Dataset records
_ _ _ _ _ _ _
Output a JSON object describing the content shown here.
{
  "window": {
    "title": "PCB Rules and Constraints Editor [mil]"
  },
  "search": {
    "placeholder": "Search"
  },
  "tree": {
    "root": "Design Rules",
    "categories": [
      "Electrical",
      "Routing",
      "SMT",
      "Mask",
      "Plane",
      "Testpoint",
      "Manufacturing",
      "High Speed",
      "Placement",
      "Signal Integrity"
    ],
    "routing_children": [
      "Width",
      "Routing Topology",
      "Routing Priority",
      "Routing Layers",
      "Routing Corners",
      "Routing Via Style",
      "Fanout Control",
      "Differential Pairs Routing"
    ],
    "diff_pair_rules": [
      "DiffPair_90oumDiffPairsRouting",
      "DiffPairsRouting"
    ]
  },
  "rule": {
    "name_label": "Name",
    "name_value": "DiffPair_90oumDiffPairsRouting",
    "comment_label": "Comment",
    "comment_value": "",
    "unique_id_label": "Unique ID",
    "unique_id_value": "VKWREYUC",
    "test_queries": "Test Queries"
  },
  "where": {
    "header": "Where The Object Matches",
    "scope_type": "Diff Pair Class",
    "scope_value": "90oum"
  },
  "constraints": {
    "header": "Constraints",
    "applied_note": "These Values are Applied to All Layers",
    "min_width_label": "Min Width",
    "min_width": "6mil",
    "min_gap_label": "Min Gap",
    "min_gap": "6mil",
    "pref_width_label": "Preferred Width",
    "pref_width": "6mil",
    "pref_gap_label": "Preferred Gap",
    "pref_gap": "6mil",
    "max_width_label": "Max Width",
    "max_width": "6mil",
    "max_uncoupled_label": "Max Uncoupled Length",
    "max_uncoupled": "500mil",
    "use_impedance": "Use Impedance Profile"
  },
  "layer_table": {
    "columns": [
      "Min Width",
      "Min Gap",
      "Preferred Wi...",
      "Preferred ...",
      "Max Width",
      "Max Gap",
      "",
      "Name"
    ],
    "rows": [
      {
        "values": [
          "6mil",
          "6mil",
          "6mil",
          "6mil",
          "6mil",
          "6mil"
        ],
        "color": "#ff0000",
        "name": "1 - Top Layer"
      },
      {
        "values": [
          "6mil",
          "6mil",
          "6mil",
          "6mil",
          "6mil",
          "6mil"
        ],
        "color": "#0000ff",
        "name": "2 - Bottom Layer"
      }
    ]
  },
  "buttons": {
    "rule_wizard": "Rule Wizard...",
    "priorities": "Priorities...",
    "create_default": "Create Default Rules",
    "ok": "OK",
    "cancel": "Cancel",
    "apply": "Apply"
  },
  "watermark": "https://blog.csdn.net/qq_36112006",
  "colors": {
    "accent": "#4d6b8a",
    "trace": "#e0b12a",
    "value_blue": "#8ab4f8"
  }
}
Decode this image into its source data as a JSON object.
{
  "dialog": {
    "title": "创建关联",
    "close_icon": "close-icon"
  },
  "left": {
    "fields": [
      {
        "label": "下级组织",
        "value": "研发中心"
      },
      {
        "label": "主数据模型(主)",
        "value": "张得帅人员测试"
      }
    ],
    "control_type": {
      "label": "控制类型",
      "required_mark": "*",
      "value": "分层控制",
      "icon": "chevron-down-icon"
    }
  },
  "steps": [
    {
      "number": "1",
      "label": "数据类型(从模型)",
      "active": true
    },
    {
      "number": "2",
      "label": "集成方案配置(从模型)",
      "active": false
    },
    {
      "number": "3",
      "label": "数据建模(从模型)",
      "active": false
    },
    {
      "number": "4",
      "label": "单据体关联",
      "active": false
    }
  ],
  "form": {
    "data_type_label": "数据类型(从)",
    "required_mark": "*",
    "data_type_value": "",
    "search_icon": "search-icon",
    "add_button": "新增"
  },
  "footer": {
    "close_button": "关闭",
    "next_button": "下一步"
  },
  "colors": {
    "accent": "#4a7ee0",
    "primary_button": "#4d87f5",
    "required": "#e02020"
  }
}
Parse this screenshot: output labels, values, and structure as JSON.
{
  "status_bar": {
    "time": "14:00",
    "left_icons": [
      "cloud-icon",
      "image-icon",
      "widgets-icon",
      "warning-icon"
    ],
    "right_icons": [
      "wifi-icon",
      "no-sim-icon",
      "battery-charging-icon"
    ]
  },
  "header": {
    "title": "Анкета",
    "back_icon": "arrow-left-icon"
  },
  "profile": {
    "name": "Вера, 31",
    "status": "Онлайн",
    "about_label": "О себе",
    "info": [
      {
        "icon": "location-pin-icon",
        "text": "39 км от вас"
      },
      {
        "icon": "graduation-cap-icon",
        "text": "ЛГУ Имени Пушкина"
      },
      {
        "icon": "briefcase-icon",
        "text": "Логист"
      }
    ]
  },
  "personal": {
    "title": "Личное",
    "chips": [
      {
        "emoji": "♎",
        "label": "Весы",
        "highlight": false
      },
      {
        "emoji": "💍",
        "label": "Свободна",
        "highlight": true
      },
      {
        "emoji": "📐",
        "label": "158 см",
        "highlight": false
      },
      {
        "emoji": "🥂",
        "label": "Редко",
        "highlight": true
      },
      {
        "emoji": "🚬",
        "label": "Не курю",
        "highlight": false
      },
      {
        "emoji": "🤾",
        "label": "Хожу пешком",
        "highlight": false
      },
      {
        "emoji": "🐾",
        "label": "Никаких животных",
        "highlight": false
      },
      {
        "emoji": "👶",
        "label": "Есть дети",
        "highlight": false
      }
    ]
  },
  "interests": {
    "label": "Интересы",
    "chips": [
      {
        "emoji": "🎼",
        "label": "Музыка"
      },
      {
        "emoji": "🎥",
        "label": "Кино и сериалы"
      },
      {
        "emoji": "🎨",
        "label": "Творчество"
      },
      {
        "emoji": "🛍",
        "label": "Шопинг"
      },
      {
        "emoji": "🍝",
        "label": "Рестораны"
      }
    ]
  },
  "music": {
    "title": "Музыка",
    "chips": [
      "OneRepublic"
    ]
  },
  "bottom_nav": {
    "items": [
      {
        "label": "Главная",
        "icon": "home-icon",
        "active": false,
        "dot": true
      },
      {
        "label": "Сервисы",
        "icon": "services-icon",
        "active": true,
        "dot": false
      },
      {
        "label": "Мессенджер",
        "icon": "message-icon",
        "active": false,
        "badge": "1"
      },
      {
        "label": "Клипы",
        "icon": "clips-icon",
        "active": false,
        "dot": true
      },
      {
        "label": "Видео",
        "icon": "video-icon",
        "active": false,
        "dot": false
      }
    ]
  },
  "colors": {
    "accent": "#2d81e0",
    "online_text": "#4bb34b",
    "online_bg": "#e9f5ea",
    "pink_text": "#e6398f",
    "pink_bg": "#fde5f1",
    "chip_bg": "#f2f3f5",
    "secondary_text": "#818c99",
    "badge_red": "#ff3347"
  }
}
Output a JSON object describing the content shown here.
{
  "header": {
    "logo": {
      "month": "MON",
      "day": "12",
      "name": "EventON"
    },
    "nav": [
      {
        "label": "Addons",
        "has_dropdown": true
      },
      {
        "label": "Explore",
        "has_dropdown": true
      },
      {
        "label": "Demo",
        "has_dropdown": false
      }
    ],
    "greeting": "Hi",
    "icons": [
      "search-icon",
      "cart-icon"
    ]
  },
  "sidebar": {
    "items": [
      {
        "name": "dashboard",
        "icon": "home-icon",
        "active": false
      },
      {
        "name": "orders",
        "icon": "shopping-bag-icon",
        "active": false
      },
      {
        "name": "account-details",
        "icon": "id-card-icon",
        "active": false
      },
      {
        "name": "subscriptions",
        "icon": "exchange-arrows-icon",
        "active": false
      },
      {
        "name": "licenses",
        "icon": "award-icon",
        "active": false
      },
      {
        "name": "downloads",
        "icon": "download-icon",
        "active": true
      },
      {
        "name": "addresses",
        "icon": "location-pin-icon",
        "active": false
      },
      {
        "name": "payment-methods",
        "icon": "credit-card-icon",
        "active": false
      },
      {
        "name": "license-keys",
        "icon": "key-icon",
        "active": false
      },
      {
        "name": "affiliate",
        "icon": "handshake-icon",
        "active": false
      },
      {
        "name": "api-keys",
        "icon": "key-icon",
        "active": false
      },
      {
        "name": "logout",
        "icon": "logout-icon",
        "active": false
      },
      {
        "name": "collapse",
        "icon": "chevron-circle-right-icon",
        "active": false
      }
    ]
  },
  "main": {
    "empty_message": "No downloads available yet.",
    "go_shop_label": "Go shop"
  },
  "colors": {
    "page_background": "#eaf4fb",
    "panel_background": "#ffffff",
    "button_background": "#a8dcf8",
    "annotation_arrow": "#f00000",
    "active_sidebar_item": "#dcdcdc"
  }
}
_ _ _ _ _ _ _
Task ▸ Find each line in the records holding the string "JSON" and show it.

Task solution ▸
Output a JSON object describing the content shown here.
Decode this image into its source data as a JSON object.
Parse this screenshot: output labels, values, and structure as JSON.
Output a JSON object describing the content shown here.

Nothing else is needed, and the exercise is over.